___ Input material

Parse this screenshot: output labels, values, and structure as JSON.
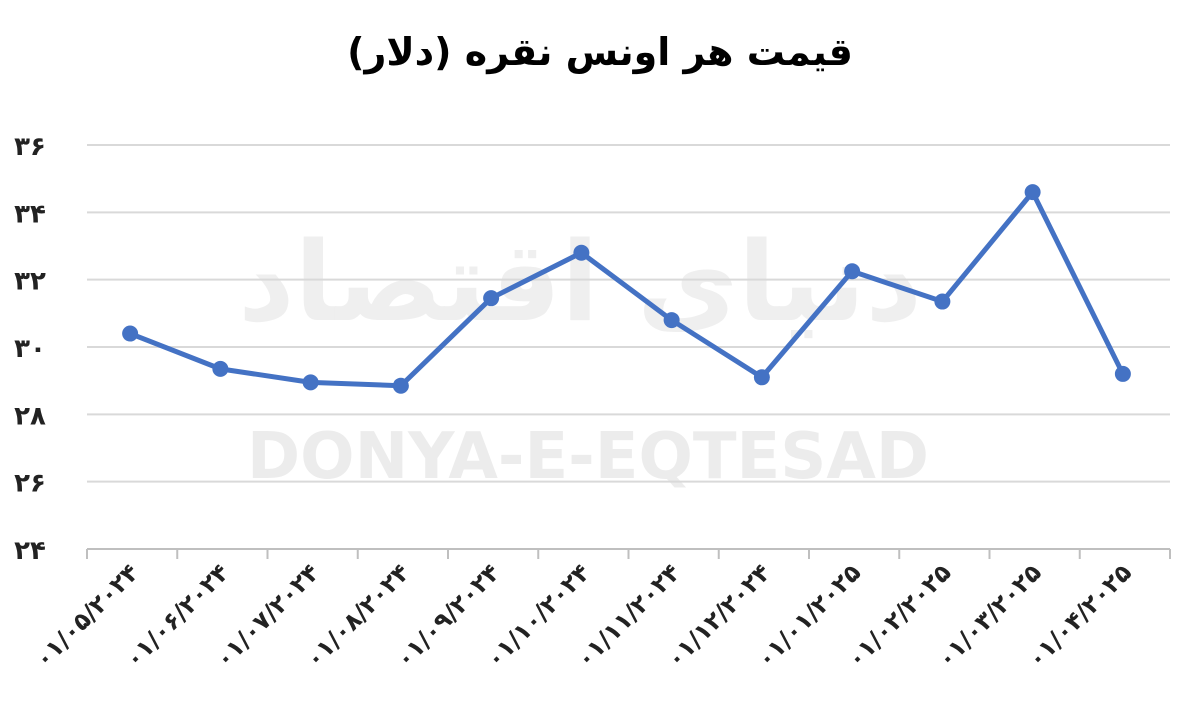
{
  "chart_data": {
    "type": "line",
    "title": "قیمت هر اونس نقره (دلار)",
    "xlabel": "",
    "ylabel": "",
    "categories": [
      "۰۱/۰۵/۲۰۲۴",
      "۰۱/۰۶/۲۰۲۴",
      "۰۱/۰۷/۲۰۲۴",
      "۰۱/۰۸/۲۰۲۴",
      "۰۱/۰۹/۲۰۲۴",
      "۰۱/۱۰/۲۰۲۴",
      "۰۱/۱۱/۲۰۲۴",
      "۰۱/۱۲/۲۰۲۴",
      "۰۱/۰۱/۲۰۲۵",
      "۰۱/۰۲/۲۰۲۵",
      "۰۱/۰۳/۲۰۲۵",
      "۰۱/۰۴/۲۰۲۵"
    ],
    "series": [
      {
        "values": [
          30.4,
          29.35,
          28.95,
          28.85,
          31.45,
          32.8,
          30.8,
          29.1,
          32.25,
          31.35,
          34.6,
          29.2
        ],
        "color": "#4472C4"
      }
    ],
    "ylim": [
      24,
      36
    ],
    "yticks": [
      24,
      26,
      28,
      30,
      32,
      34,
      36
    ],
    "ytick_labels": [
      "۲۴",
      "۲۶",
      "۲۸",
      "۳۰",
      "۳۲",
      "۳۴",
      "۳۶"
    ],
    "grid": true,
    "legend": "none"
  },
  "watermark": {
    "latin": "DONYA-E-EQTESAD",
    "persian": "دنیای اقتصاد"
  }
}
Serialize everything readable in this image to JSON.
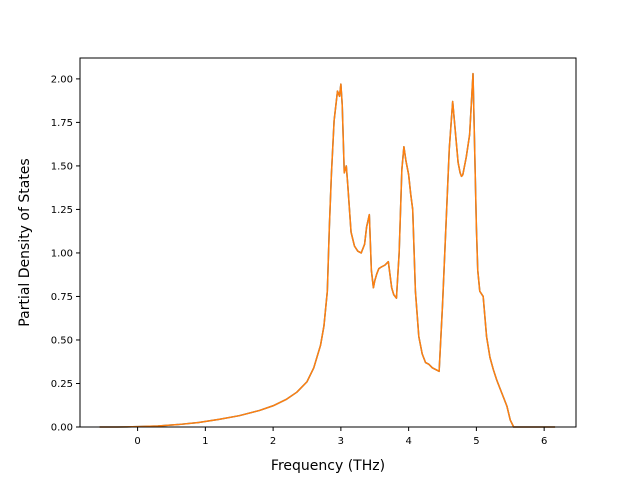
{
  "chart_data": {
    "type": "line",
    "title": "",
    "xlabel": "Frequency (THz)",
    "ylabel": "Partial Density of States",
    "xlim": [
      -0.85,
      6.47
    ],
    "ylim": [
      0,
      2.12
    ],
    "xticks": [
      0,
      1,
      2,
      3,
      4,
      5,
      6
    ],
    "xtick_labels": [
      "0",
      "1",
      "2",
      "3",
      "4",
      "5",
      "6"
    ],
    "yticks": [
      0,
      0.25,
      0.5,
      0.75,
      1.0,
      1.25,
      1.5,
      1.75,
      2.0
    ],
    "ytick_labels": [
      "0.00",
      "0.25",
      "0.50",
      "0.75",
      "1.00",
      "1.25",
      "1.50",
      "1.75",
      "2.00"
    ],
    "grid": false,
    "series": [
      {
        "color": "#1f77b4",
        "x": [
          -0.55,
          -0.3,
          0,
          0.3,
          0.6,
          0.9,
          1.2,
          1.5,
          1.8,
          2.0,
          2.2,
          2.35,
          2.5,
          2.6,
          2.7,
          2.75,
          2.8,
          2.83,
          2.86,
          2.9,
          2.95,
          2.98,
          3.0,
          3.02,
          3.05,
          3.08,
          3.1,
          3.15,
          3.2,
          3.25,
          3.3,
          3.35,
          3.38,
          3.42,
          3.45,
          3.48,
          3.5,
          3.53,
          3.56,
          3.6,
          3.65,
          3.7,
          3.75,
          3.78,
          3.82,
          3.86,
          3.9,
          3.93,
          3.96,
          4.0,
          4.03,
          4.06,
          4.1,
          4.15,
          4.2,
          4.25,
          4.3,
          4.35,
          4.4,
          4.45,
          4.5,
          4.55,
          4.6,
          4.65,
          4.7,
          4.73,
          4.76,
          4.78,
          4.8,
          4.85,
          4.9,
          4.95,
          4.98,
          5.0,
          5.02,
          5.05,
          5.1,
          5.15,
          5.2,
          5.25,
          5.3,
          5.35,
          5.4,
          5.45,
          5.5,
          5.55,
          5.58,
          5.6,
          5.8,
          6.15
        ],
        "y": [
          0,
          0,
          0.002,
          0.006,
          0.014,
          0.026,
          0.044,
          0.065,
          0.095,
          0.122,
          0.16,
          0.2,
          0.26,
          0.34,
          0.47,
          0.58,
          0.78,
          1.15,
          1.45,
          1.76,
          1.93,
          1.9,
          1.97,
          1.85,
          1.46,
          1.5,
          1.4,
          1.12,
          1.04,
          1.01,
          1.0,
          1.05,
          1.15,
          1.22,
          0.9,
          0.8,
          0.84,
          0.88,
          0.91,
          0.92,
          0.93,
          0.95,
          0.8,
          0.76,
          0.74,
          1.0,
          1.48,
          1.61,
          1.53,
          1.45,
          1.34,
          1.25,
          0.78,
          0.52,
          0.42,
          0.37,
          0.36,
          0.34,
          0.33,
          0.32,
          0.7,
          1.15,
          1.6,
          1.87,
          1.65,
          1.52,
          1.46,
          1.44,
          1.45,
          1.55,
          1.68,
          2.03,
          1.5,
          1.15,
          0.9,
          0.78,
          0.75,
          0.52,
          0.4,
          0.33,
          0.27,
          0.22,
          0.17,
          0.12,
          0.04,
          0.0,
          0.0,
          0.0,
          0.0,
          0.0
        ]
      },
      {
        "color": "#ff7f0e",
        "x": [
          -0.55,
          -0.3,
          0,
          0.3,
          0.6,
          0.9,
          1.2,
          1.5,
          1.8,
          2.0,
          2.2,
          2.35,
          2.5,
          2.6,
          2.7,
          2.75,
          2.8,
          2.83,
          2.86,
          2.9,
          2.95,
          2.98,
          3.0,
          3.02,
          3.05,
          3.08,
          3.1,
          3.15,
          3.2,
          3.25,
          3.3,
          3.35,
          3.38,
          3.42,
          3.45,
          3.48,
          3.5,
          3.53,
          3.56,
          3.6,
          3.65,
          3.7,
          3.75,
          3.78,
          3.82,
          3.86,
          3.9,
          3.93,
          3.96,
          4.0,
          4.03,
          4.06,
          4.1,
          4.15,
          4.2,
          4.25,
          4.3,
          4.35,
          4.4,
          4.45,
          4.5,
          4.55,
          4.6,
          4.65,
          4.7,
          4.73,
          4.76,
          4.78,
          4.8,
          4.85,
          4.9,
          4.95,
          4.98,
          5.0,
          5.02,
          5.05,
          5.1,
          5.15,
          5.2,
          5.25,
          5.3,
          5.35,
          5.4,
          5.45,
          5.5,
          5.55,
          5.58,
          5.6,
          5.8,
          6.15
        ],
        "y": [
          0,
          0,
          0.002,
          0.006,
          0.014,
          0.026,
          0.044,
          0.065,
          0.095,
          0.122,
          0.16,
          0.2,
          0.26,
          0.34,
          0.47,
          0.58,
          0.78,
          1.15,
          1.45,
          1.76,
          1.93,
          1.9,
          1.97,
          1.85,
          1.46,
          1.5,
          1.4,
          1.12,
          1.04,
          1.01,
          1.0,
          1.05,
          1.15,
          1.22,
          0.9,
          0.8,
          0.84,
          0.88,
          0.91,
          0.92,
          0.93,
          0.95,
          0.8,
          0.76,
          0.74,
          1.0,
          1.48,
          1.61,
          1.53,
          1.45,
          1.34,
          1.25,
          0.78,
          0.52,
          0.42,
          0.37,
          0.36,
          0.34,
          0.33,
          0.32,
          0.7,
          1.15,
          1.6,
          1.87,
          1.65,
          1.52,
          1.46,
          1.44,
          1.45,
          1.55,
          1.68,
          2.03,
          1.5,
          1.15,
          0.9,
          0.78,
          0.75,
          0.52,
          0.4,
          0.33,
          0.27,
          0.22,
          0.17,
          0.12,
          0.04,
          0.0,
          0.0,
          0.0,
          0.0,
          0.0
        ]
      }
    ]
  }
}
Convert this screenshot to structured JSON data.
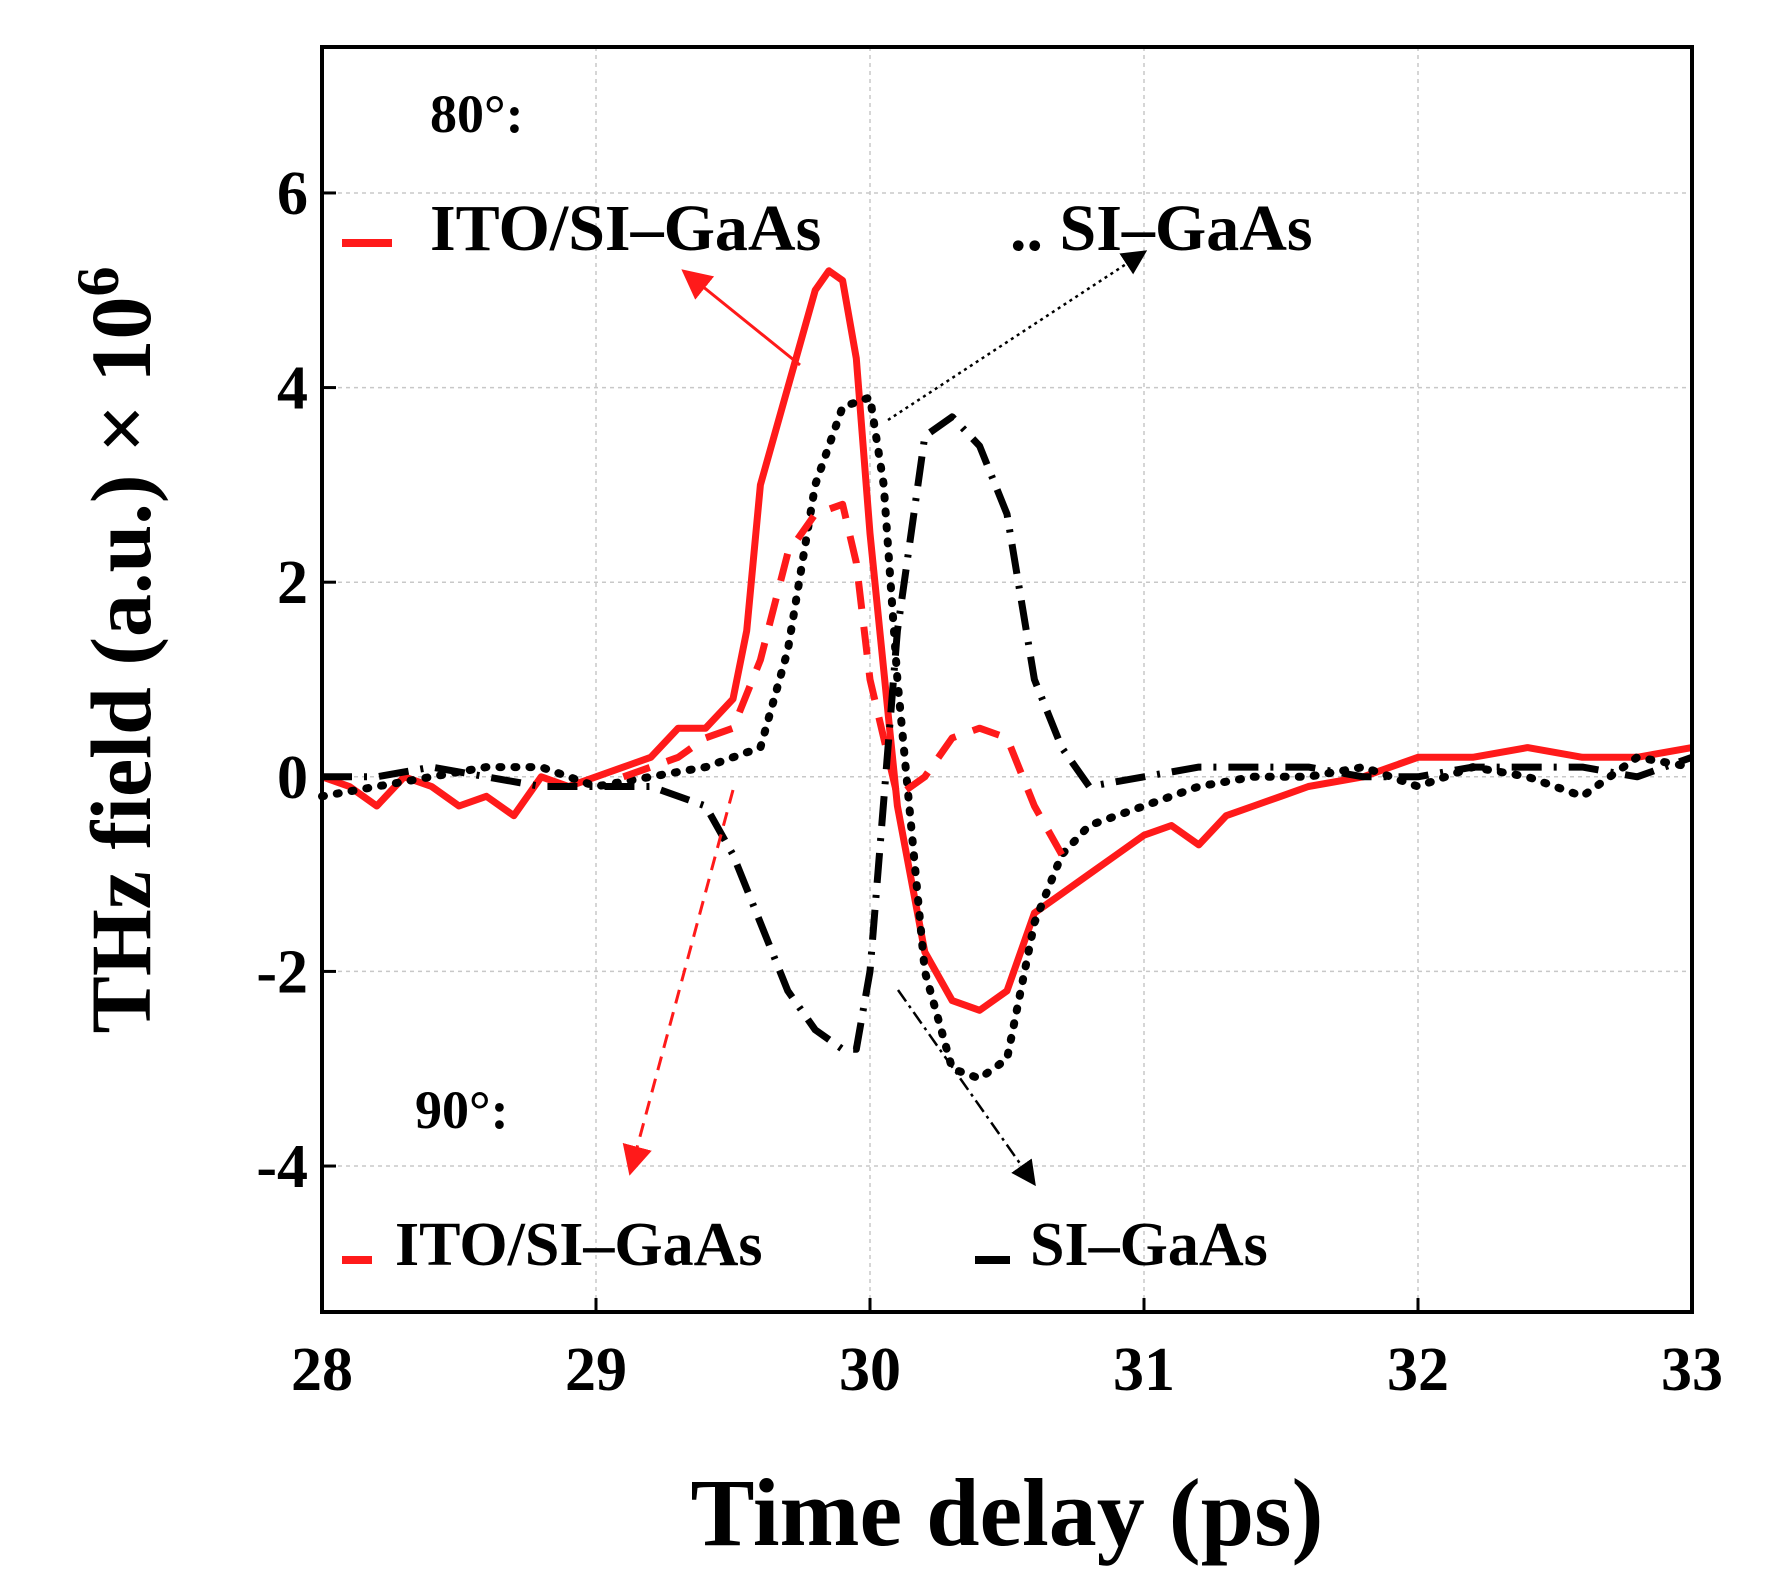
{
  "chart_data": {
    "type": "line",
    "title": "",
    "xlabel": "Time delay (ps)",
    "ylabel": "THz field (a.u.) × 10",
    "ylabel_exponent": "6",
    "xlim": [
      28,
      33
    ],
    "ylim": [
      -5.5,
      7.5
    ],
    "xticks": [
      28,
      29,
      30,
      31,
      32,
      33
    ],
    "yticks": [
      -4,
      -2,
      0,
      2,
      4,
      6
    ],
    "grid": true,
    "annotations": {
      "group_80": "80°:",
      "group_90": "90°:",
      "legend_80_ito": "ITO/SI–GaAs",
      "legend_80_si": ".. SI–GaAs",
      "legend_90_ito": "ITO/SI–GaAs",
      "legend_90_si": "SI–GaAs"
    },
    "colors": {
      "red": "#ff1a1a",
      "black": "#000000"
    },
    "series": [
      {
        "name": "80° ITO/SI–GaAs",
        "style": "solid",
        "color": "#ff1a1a",
        "x": [
          28.0,
          28.1,
          28.2,
          28.3,
          28.4,
          28.5,
          28.6,
          28.7,
          28.8,
          28.9,
          29.0,
          29.1,
          29.2,
          29.3,
          29.4,
          29.5,
          29.55,
          29.6,
          29.7,
          29.8,
          29.85,
          29.9,
          29.95,
          30.0,
          30.1,
          30.2,
          30.3,
          30.4,
          30.5,
          30.6,
          30.7,
          30.8,
          30.9,
          31.0,
          31.1,
          31.2,
          31.3,
          31.4,
          31.5,
          31.6,
          31.8,
          32.0,
          32.2,
          32.4,
          32.6,
          32.8,
          33.0
        ],
        "y": [
          0.0,
          -0.1,
          -0.3,
          0.0,
          -0.1,
          -0.3,
          -0.2,
          -0.4,
          0.0,
          -0.1,
          0.0,
          0.1,
          0.2,
          0.5,
          0.5,
          0.8,
          1.5,
          3.0,
          4.0,
          5.0,
          5.2,
          5.1,
          4.3,
          2.5,
          -0.3,
          -1.8,
          -2.3,
          -2.4,
          -2.2,
          -1.4,
          -1.2,
          -1.0,
          -0.8,
          -0.6,
          -0.5,
          -0.7,
          -0.4,
          -0.3,
          -0.2,
          -0.1,
          0.0,
          0.2,
          0.2,
          0.3,
          0.2,
          0.2,
          0.3
        ]
      },
      {
        "name": "80° SI–GaAs",
        "style": "dotted",
        "color": "#000000",
        "x": [
          28.0,
          28.2,
          28.4,
          28.6,
          28.8,
          29.0,
          29.2,
          29.4,
          29.5,
          29.6,
          29.7,
          29.8,
          29.9,
          30.0,
          30.05,
          30.1,
          30.2,
          30.3,
          30.4,
          30.5,
          30.6,
          30.7,
          30.8,
          31.0,
          31.2,
          31.4,
          31.6,
          31.8,
          32.0,
          32.2,
          32.4,
          32.6,
          32.8,
          33.0
        ],
        "y": [
          -0.2,
          -0.1,
          0.0,
          0.1,
          0.1,
          -0.1,
          0.0,
          0.1,
          0.2,
          0.3,
          1.3,
          3.0,
          3.8,
          3.9,
          3.0,
          1.0,
          -2.0,
          -3.0,
          -3.1,
          -2.9,
          -1.5,
          -0.8,
          -0.5,
          -0.3,
          -0.1,
          0.0,
          0.0,
          0.1,
          -0.1,
          0.1,
          0.0,
          -0.2,
          0.2,
          0.1
        ]
      },
      {
        "name": "90° ITO/SI–GaAs",
        "style": "dashed",
        "color": "#ff1a1a",
        "x": [
          29.1,
          29.2,
          29.3,
          29.4,
          29.5,
          29.6,
          29.7,
          29.8,
          29.9,
          29.95,
          30.0,
          30.1,
          30.2,
          30.3,
          30.4,
          30.5,
          30.6,
          30.7
        ],
        "y": [
          0.0,
          0.1,
          0.2,
          0.4,
          0.5,
          1.2,
          2.3,
          2.7,
          2.8,
          2.2,
          1.0,
          -0.2,
          0.0,
          0.4,
          0.5,
          0.4,
          -0.3,
          -0.8
        ]
      },
      {
        "name": "90° SI–GaAs",
        "style": "dashdot",
        "color": "#000000",
        "x": [
          28.0,
          28.2,
          28.4,
          28.6,
          28.8,
          29.0,
          29.2,
          29.4,
          29.5,
          29.6,
          29.7,
          29.8,
          29.9,
          29.95,
          30.0,
          30.1,
          30.2,
          30.3,
          30.4,
          30.5,
          30.6,
          30.7,
          30.8,
          31.0,
          31.2,
          31.4,
          31.6,
          31.8,
          32.0,
          32.2,
          32.4,
          32.6,
          32.8,
          33.0
        ],
        "y": [
          0.0,
          0.0,
          0.1,
          0.0,
          -0.1,
          -0.1,
          -0.1,
          -0.3,
          -0.8,
          -1.5,
          -2.2,
          -2.6,
          -2.8,
          -2.8,
          -2.0,
          1.5,
          3.5,
          3.7,
          3.4,
          2.7,
          1.0,
          0.3,
          -0.1,
          0.0,
          0.1,
          0.1,
          0.1,
          0.0,
          0.0,
          0.1,
          0.1,
          0.1,
          0.0,
          0.2
        ]
      }
    ]
  }
}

______

Whichever lines contain the string "JSON", select and copy them.

Parse this screenshot: output labels, values, and structure as JSON.
Serialize everything readable in this image to JSON.
Convert this screenshot to structured JSON data.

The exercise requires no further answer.